* [Task prompt]
Please count the lines in the listing below where the word "choice" appears. Give the number only.

===== Records shown

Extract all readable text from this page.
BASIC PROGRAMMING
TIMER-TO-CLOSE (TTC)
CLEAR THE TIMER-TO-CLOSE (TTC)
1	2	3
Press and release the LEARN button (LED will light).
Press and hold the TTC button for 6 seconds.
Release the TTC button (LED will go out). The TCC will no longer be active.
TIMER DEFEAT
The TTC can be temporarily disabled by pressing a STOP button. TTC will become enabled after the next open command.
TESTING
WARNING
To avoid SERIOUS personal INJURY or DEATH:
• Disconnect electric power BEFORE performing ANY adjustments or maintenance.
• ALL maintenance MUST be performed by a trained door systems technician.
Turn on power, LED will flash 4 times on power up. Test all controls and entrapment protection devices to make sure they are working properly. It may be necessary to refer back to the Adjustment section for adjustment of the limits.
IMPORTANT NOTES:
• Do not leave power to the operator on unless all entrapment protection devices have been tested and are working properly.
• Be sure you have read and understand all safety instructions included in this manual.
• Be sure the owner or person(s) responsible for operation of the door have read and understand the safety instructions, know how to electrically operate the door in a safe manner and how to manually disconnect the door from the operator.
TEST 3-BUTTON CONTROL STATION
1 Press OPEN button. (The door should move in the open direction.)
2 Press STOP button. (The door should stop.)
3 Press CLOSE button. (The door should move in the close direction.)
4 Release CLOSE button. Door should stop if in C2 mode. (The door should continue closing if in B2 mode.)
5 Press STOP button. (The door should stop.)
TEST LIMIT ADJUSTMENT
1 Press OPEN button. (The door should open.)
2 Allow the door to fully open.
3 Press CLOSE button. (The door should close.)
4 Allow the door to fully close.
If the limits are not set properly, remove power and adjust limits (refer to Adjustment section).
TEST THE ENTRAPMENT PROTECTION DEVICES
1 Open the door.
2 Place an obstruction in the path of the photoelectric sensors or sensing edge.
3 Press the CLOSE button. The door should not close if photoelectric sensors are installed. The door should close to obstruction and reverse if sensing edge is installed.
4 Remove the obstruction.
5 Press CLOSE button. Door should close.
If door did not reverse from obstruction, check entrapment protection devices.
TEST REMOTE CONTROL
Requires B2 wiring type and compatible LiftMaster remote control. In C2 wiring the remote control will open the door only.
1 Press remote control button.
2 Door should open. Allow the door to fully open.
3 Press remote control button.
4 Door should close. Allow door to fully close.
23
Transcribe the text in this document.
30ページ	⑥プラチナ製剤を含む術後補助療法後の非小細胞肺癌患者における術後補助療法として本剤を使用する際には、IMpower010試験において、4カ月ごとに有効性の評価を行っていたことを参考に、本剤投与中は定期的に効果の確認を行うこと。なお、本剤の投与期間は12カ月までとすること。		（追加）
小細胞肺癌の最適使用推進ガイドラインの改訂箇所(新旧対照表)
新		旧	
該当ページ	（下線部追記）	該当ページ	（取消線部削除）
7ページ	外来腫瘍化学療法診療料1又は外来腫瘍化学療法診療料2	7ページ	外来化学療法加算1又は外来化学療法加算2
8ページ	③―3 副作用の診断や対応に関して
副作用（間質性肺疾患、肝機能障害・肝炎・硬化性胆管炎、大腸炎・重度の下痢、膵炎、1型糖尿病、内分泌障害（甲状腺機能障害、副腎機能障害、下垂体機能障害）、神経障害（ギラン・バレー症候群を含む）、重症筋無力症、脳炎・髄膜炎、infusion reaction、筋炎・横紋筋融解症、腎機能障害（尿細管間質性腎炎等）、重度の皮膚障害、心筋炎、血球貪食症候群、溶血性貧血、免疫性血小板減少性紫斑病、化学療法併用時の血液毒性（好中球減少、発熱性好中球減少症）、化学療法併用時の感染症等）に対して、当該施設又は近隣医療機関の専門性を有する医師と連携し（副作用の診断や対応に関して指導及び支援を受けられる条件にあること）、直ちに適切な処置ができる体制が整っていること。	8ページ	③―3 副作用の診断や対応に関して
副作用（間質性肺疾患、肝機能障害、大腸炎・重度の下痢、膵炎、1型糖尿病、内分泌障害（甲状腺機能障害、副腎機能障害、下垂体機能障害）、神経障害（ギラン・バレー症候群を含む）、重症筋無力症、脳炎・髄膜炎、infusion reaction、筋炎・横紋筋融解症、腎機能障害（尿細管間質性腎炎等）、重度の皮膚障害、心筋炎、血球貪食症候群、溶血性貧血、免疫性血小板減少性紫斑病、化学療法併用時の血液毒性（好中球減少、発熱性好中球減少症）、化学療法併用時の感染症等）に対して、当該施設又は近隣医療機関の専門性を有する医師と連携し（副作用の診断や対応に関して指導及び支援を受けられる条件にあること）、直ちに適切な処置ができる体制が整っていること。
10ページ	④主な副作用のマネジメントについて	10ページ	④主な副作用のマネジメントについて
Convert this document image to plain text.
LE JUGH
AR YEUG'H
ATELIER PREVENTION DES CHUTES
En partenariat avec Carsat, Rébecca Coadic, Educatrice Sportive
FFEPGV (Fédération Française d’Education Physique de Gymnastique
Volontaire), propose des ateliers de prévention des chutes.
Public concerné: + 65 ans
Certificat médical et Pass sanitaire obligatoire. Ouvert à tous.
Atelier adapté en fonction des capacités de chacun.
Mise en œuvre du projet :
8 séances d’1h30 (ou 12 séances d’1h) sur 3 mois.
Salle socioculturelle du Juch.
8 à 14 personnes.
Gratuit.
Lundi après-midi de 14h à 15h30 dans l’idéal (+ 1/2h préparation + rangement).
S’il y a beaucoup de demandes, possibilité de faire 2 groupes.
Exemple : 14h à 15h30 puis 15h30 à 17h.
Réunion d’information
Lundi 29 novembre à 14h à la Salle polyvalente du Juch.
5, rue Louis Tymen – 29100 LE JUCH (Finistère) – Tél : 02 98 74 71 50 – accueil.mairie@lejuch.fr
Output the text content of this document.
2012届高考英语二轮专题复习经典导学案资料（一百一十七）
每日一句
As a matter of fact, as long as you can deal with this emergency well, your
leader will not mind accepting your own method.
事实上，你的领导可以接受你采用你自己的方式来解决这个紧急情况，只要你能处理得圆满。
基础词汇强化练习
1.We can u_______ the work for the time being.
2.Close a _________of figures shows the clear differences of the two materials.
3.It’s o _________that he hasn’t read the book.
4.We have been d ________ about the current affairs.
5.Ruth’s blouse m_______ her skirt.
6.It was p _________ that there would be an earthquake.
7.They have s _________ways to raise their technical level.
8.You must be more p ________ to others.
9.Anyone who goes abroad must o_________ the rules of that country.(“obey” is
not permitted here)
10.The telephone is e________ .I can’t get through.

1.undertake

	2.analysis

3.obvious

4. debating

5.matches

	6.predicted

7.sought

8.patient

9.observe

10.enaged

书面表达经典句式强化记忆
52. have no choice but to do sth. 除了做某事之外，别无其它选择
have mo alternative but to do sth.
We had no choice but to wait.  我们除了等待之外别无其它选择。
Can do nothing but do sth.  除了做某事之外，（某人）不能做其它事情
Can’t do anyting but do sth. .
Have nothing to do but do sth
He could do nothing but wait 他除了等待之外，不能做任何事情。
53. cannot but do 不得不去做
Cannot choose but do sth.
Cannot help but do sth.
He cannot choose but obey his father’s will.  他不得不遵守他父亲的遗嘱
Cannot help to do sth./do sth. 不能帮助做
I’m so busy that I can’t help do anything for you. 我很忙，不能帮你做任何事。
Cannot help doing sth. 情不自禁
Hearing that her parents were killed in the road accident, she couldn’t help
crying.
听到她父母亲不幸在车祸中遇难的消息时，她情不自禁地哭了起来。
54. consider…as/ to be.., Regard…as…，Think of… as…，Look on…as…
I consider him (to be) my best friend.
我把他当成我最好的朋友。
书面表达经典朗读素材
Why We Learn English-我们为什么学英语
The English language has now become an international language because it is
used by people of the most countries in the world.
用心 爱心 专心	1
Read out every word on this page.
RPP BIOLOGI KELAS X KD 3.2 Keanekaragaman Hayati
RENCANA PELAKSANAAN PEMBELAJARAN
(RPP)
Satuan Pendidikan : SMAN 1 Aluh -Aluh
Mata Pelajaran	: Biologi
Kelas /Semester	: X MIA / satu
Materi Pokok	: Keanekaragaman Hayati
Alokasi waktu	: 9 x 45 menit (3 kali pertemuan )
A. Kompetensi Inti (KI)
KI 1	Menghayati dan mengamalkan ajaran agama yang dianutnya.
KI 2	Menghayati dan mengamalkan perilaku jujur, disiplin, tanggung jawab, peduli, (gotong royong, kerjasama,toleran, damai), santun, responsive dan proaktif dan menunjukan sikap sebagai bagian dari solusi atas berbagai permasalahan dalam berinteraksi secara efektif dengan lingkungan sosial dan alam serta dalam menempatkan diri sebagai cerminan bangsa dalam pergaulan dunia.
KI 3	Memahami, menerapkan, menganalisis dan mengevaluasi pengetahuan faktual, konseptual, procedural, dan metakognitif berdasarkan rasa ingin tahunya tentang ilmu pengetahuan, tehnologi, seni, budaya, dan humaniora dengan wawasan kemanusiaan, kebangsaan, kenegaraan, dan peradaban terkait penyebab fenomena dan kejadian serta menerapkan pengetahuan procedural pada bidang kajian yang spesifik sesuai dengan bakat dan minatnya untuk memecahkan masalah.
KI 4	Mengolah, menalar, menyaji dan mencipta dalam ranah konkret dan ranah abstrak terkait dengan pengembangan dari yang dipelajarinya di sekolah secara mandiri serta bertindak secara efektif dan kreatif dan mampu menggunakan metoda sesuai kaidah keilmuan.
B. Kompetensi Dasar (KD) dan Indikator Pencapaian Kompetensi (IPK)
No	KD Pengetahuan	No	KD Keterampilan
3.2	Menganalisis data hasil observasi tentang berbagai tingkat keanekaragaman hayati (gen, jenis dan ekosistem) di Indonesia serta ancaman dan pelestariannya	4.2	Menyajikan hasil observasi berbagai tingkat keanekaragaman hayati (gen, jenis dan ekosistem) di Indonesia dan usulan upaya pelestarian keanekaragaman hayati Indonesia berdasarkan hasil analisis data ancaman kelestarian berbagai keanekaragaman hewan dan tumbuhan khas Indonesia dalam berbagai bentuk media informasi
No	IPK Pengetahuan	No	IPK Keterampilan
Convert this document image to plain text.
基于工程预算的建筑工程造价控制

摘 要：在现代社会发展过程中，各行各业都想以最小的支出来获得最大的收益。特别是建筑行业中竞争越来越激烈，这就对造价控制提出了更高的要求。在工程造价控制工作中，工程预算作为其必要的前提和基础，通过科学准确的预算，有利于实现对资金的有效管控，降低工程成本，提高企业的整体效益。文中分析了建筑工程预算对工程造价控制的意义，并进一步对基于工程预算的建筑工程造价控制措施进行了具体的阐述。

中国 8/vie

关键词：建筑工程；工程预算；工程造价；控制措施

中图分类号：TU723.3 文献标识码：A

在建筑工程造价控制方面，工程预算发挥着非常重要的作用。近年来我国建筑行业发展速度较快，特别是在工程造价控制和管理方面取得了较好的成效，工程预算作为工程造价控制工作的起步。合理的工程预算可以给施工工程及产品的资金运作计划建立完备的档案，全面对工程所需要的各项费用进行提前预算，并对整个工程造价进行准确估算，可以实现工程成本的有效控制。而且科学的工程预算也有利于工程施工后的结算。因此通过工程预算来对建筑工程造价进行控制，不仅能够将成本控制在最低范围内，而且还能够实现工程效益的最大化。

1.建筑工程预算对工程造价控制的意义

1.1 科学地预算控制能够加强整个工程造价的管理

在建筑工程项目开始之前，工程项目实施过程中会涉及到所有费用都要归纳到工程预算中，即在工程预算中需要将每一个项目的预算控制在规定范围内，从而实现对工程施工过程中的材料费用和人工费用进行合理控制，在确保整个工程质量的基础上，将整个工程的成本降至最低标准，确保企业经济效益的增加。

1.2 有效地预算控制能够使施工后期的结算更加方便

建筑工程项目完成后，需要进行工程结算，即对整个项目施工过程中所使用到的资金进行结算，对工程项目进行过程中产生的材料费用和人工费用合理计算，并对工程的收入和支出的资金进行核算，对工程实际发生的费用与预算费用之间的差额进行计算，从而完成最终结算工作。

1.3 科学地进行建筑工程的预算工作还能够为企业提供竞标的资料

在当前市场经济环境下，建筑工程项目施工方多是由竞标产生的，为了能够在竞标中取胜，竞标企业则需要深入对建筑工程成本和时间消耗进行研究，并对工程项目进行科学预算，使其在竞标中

==========

* [Written response]
2